**WORK TO COMPLETE**
Omit all pictures, then retype the data exactly as given.
_____
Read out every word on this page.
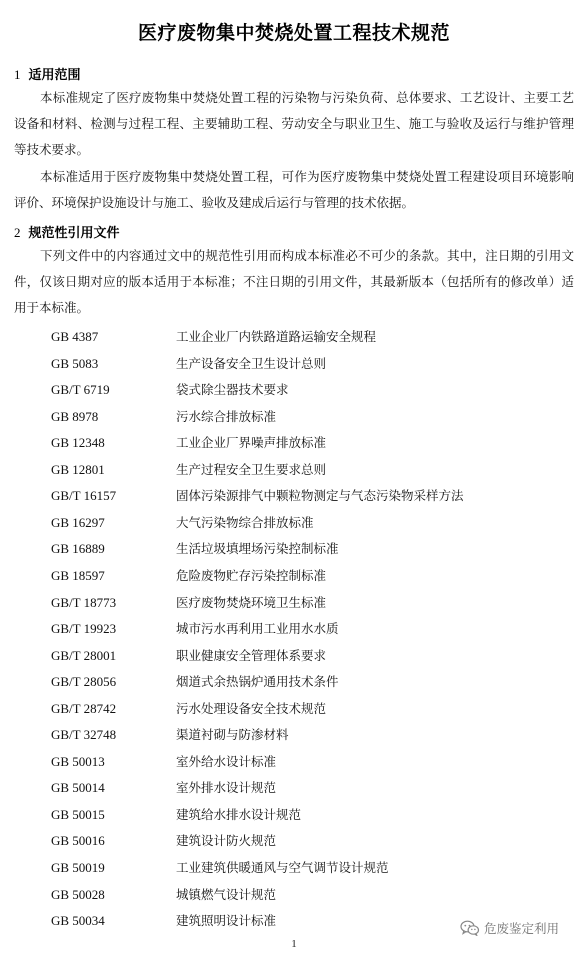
医疗废物集中焚烧处置工程技术规范
1 适用范围

本标准规定了医疗废物集中焚烧处置工程的污染物与污染负荷、总体要求、工艺设计、主要工艺设备和材料、检测与过程工程、主要辅助工程、劳动安全与职业卫生、施工与验收及运行与维护管理等技术要求。

本标准适用于医疗废物集中焚烧处置工程，可作为医疗废物集中焚烧处置工程建设项目环境影响评价、环境保护设施设计与施工、验收及建成后运行与管理的技术依据。

2 规范性引用文件

下列文件中的内容通过文中的规范性引用而构成本标准必不可少的条款。其中，注日期的引用文件，仅该日期对应的版本适用于本标准；不注日期的引用文件，其最新版本（包括所有的修改单）适用于本标准。

GB 4387	工业企业厂内铁路道路运输安全规程
GB 5083	生产设备安全卫生设计总则
GB/T 6719	袋式除尘器技术要求
GB 8978	污水综合排放标准
GB 12348	工业企业厂界噪声排放标准
GB 12801	生产过程安全卫生要求总则
GB/T 16157	固体污染源排气中颗粒物测定与气态污染物采样方法
GB 16297	大气污染物综合排放标准
GB 16889	生活垃圾填埋场污染控制标准
GB 18597	危险废物贮存污染控制标准
GB/T 18773	医疗废物焚烧环境卫生标准
GB/T 19923	城市污水再利用工业用水水质
GB/T 28001	职业健康安全管理体系要求
GB/T 28056	烟道式余热锅炉通用技术条件
GB/T 28742	污水处理设备安全技术规范
GB/T 32748	渠道衬砌与防渗材料
GB 50013	室外给水设计标准
GB 50014	室外排水设计规范
GB 50015	建筑给水排水设计规范
GB 50016	建筑设计防火规范
GB 50019	工业建筑供暖通风与空气调节设计规范
GB 50028	城镇燃气设计规范
GB 50034	建筑照明设计标准
1
危废鉴定利用
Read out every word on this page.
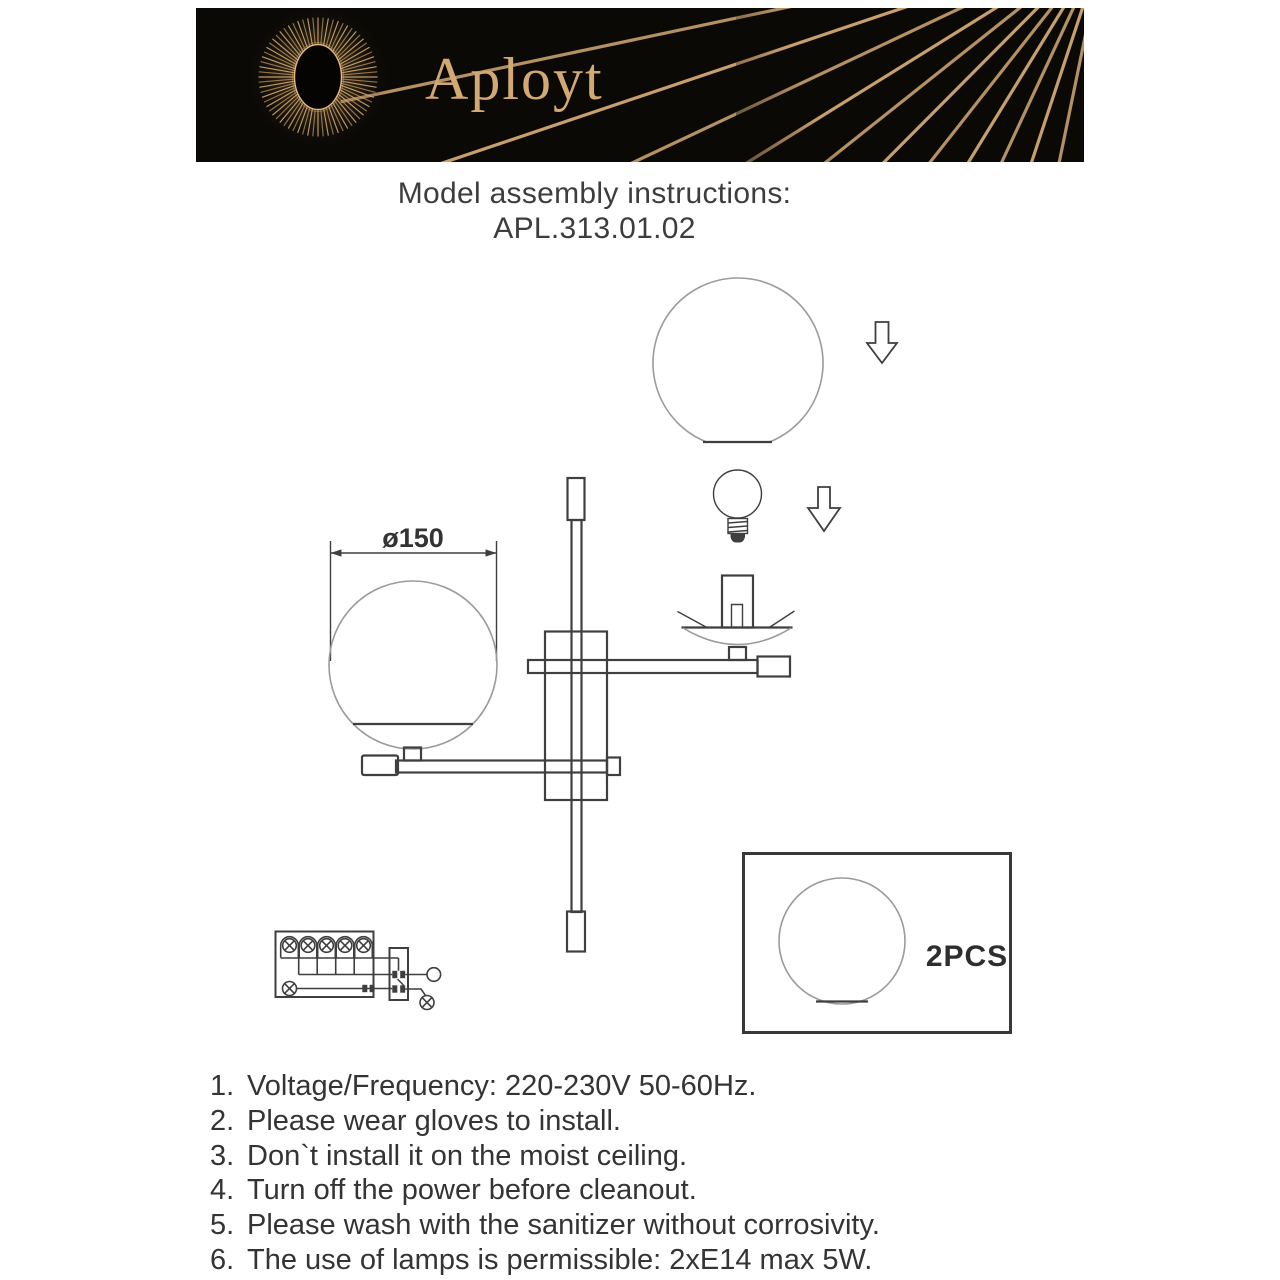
Aployt
Model assembly instructions:
APL.313.01.02
ø150
2PCS
1. Voltage/Frequency: 220-230V 50-60Hz.
2. Please wear gloves to install.
3. Don`t install it on the moist ceiling.
4. Turn off the power before cleanout.
5. Please wash with the sanitizer without corrosivity.
6. The use of lamps is permissible: 2xE14 max 5W.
_____
**RESPONSE FOR THIS EXERCISE**
Read out every word on this page.
医疗废物集中焚烧处置工程技术规范
1 适用范围

本标准规定了医疗废物集中焚烧处置工程的污染物与污染负荷、总体要求、工艺设计、主要工艺设备和材料、检测与过程工程、主要辅助工程、劳动安全与职业卫生、施工与验收及运行与维护管理等技术要求。

本标准适用于医疗废物集中焚烧处置工程，可作为医疗废物集中焚烧处置工程建设项目环境影响评价、环境保护设施设计与施工、验收及建成后运行与管理的技术依据。

2 规范性引用文件

下列文件中的内容通过文中的规范性引用而构成本标准必不可少的条款。其中，注日期的引用文件，仅该日期对应的版本适用于本标准；不注日期的引用文件，其最新版本（包括所有的修改单）适用于本标准。

GB 4387	工业企业厂内铁路道路运输安全规程
GB 5083	生产设备安全卫生设计总则
GB/T 6719	袋式除尘器技术要求
GB 8978	污水综合排放标准
GB 12348	工业企业厂界噪声排放标准
GB 12801	生产过程安全卫生要求总则
GB/T 16157	固体污染源排气中颗粒物测定与气态污染物采样方法
GB 16297	大气污染物综合排放标准
GB 16889	生活垃圾填埋场污染控制标准
GB 18597	危险废物贮存污染控制标准
GB/T 18773	医疗废物焚烧环境卫生标准
GB/T 19923	城市污水再利用工业用水水质
GB/T 28001	职业健康安全管理体系要求
GB/T 28056	烟道式余热锅炉通用技术条件
GB/T 28742	污水处理设备安全技术规范
GB/T 32748	渠道衬砌与防渗材料
GB 50013	室外给水设计标准
GB 50014	室外排水设计规范
GB 50015	建筑给水排水设计规范
GB 50016	建筑设计防火规范
GB 50019	工业建筑供暖通风与空气调节设计规范
GB 50028	城镇燃气设计规范
GB 50034	建筑照明设计标准
1
危废鉴定利用
Read out every word on this page.
Aployt
Model assembly instructions:
APL.313.01.02
ø150
2PCS
1. Voltage/Frequency: 220-230V 50-60Hz.
2. Please wear gloves to install.
3. Don`t install it on the moist ceiling.
4. Turn off the power before cleanout.
5. Please wash with the sanitizer without corrosivity.
6. The use of lamps is permissible: 2xE14 max 5W.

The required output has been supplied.